• Questions on the material
1) In the currency market commentary below, what policy rate would a 25bp cut by Banxico produce?
2) Retype everything in the currency market commentary from "On the Fedspeak" down to "the US election.", with no changes.

• Passage shown
════
On the Fedspeak side, Chair Powell will give pre-recorded opening remarks, and there is a long list of other speakers: Collins, Bowman, Williams, Barr, Cook and Kashkari. There should be some extra colour on each member’s Dot Plot submission.

The quarter-end flows may continue to offer the dollar some modest support today, barring negative US data surprises, but the positioning picture did not look that heavily skewed to dollar shorts to justify large readjustments. Ultimately, stronger US data is needed to convince markets to abandon 50bp cut bets. That may not happen overnight, and there is still a substantial risk the dollar will stay capped into the US election.

Francesco Pesole

EUR: Rangebound swings ahead

The support from China’s stimulus story waned yesterday, and EUR/USD’s exploration above 1.1200 proved to be very short-lived amid quarter-end USD buying. We will likely see a bit more range-bound swings around the 1.110-1.120 area in the near term unless US data offers clearer direction to markets. A 2-year EUR:USD swap rate gap tighter than -100bp (now at -95bp) is still arguing against a major correction in the pair.

The eurozone calendar is rather quiet today, but there are three key ECB speakers. President Lagarde will give a welcome address at a conference (but may not touch upon monetary policy), while the dovish-leaning Guindos and hawkish-leaning Schnabel are due to speak later this afternoon.

Elsewhere in Europe, the Swiss National Bank is widely expected to cut rates this morning. Economists’ consensus is quite strongly favouring a 25bp reduction, while the market is pricing in 35bp. As discussed in our SNB preview, we expect a 25bp move with more explicit FX intervention references, which can lead to CHF outperformance today.

Francesco Pesole

MXN: Banxico to risk a 50bp rate cut

In a highly anticipated event, Banxico meets today to set the policy rate. The vast majority of economists favour a 25bp rate cut taking the policy rate to 10.50%. However, financial markets price a 50% chance of a 50bp rate cut. The thinking here is that Banxico, like the Fed, could deliver a precautionary large cut now that it has switched away from inflation and towards growth concerns. Additionally, some see this as a window of opportunity for a large cut before the US elections, and an uncertain future for trade policy closes the window for such a large reduction later this year.

At the same time, the peso remains vulnerable to the political story. After securing judicial reforms, the government is trying to push a large hike in the minimum wage through Congress. On the former, the rating agency Moody’s is now saying that the constitutional reforms could directly impact Mexico’s sovereign credit rating. Moody’s currently has Mexico at Baa2, (S&P at BBB) and Mexico’s five-year CDS at 120bp is already trading towards a one-notch downgrade.

We think Banxico could risk a 50bp rate cut today to ease high real rates quickly. However, the peso would suffer and our near-term bias for USD/MXN is 19.75 and above 20.00 should a 50bp cut be delivered today.
════
• Information given
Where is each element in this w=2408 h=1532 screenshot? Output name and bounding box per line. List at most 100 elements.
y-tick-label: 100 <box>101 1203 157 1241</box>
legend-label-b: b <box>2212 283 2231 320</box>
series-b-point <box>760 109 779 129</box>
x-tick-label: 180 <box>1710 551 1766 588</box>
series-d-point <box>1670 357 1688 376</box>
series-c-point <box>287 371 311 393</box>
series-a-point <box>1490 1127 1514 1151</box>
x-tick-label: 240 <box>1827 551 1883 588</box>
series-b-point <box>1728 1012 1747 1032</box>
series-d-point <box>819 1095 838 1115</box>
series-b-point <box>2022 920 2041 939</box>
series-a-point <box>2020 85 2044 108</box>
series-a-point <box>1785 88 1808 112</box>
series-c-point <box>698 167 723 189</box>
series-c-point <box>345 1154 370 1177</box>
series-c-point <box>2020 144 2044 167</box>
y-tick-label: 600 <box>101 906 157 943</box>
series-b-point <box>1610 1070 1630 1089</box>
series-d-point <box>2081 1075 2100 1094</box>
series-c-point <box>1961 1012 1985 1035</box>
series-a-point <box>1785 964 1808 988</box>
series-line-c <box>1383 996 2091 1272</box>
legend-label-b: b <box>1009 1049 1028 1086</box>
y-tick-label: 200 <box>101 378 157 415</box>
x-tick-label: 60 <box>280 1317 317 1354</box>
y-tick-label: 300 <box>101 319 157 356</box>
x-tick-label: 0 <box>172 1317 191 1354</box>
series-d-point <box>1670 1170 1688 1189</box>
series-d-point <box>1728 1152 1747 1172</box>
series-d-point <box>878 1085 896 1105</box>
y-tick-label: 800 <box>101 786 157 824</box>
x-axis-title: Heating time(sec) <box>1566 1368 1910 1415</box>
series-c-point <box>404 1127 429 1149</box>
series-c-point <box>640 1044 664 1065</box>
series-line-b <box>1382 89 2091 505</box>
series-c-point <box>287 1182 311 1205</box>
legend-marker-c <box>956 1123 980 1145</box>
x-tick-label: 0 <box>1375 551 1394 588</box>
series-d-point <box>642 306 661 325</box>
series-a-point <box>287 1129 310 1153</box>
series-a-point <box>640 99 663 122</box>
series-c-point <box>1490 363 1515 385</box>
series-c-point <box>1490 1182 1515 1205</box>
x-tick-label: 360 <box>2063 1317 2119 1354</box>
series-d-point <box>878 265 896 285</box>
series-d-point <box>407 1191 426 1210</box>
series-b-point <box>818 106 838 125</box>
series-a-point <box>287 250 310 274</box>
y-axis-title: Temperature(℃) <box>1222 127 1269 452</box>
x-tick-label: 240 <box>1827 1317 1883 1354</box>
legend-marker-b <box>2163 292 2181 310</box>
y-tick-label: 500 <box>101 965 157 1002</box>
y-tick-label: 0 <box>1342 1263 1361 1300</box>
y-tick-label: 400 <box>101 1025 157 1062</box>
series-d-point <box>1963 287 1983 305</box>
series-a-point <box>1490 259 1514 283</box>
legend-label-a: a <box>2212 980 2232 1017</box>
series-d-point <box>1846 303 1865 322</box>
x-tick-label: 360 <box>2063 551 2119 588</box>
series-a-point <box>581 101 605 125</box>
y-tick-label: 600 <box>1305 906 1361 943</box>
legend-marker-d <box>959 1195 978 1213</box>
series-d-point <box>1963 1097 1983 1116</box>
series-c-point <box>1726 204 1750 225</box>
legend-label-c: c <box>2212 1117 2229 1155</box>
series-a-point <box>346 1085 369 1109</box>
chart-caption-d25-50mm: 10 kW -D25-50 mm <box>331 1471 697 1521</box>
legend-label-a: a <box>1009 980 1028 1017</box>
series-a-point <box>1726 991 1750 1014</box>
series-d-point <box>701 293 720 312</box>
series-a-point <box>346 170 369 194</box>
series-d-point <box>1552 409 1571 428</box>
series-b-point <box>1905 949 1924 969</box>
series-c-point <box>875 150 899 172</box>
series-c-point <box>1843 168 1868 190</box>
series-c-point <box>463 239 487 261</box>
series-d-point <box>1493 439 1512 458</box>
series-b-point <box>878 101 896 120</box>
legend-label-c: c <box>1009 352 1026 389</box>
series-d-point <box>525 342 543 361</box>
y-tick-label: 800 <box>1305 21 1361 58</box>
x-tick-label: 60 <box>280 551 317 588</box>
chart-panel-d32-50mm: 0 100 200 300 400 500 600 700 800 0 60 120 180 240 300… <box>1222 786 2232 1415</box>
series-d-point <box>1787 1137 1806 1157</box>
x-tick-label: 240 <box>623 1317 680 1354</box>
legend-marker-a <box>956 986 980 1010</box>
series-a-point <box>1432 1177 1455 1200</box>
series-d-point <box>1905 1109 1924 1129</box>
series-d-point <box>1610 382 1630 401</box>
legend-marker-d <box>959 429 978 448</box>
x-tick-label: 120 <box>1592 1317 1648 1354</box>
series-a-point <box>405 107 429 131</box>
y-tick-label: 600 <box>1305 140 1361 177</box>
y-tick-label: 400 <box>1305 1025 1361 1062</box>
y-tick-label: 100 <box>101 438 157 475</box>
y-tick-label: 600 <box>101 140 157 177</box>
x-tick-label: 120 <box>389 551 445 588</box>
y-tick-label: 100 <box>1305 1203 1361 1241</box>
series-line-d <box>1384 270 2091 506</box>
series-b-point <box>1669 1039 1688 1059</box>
════
• Answers provided
1) 10.50%

2)
On the Fedspeak side, Chair Powell will give pre-recorded opening remarks, and there is a long list of other speakers: Collins, Bowman, Williams, Barr, Cook and Kashkari. There should be some extra colour on each member’s Dot Plot submission.

The quarter-end flows may continue to offer the dollar some modest support today, barring negative US data surprises, but the positioning picture did not look that heavily skewed to dollar shorts to justify large readjustments. Ultimately, stronger US data is needed to convince markets to abandon 50bp cut bets. That may not happen overnight, and there is still a substantial risk the dollar will stay capped into the US election.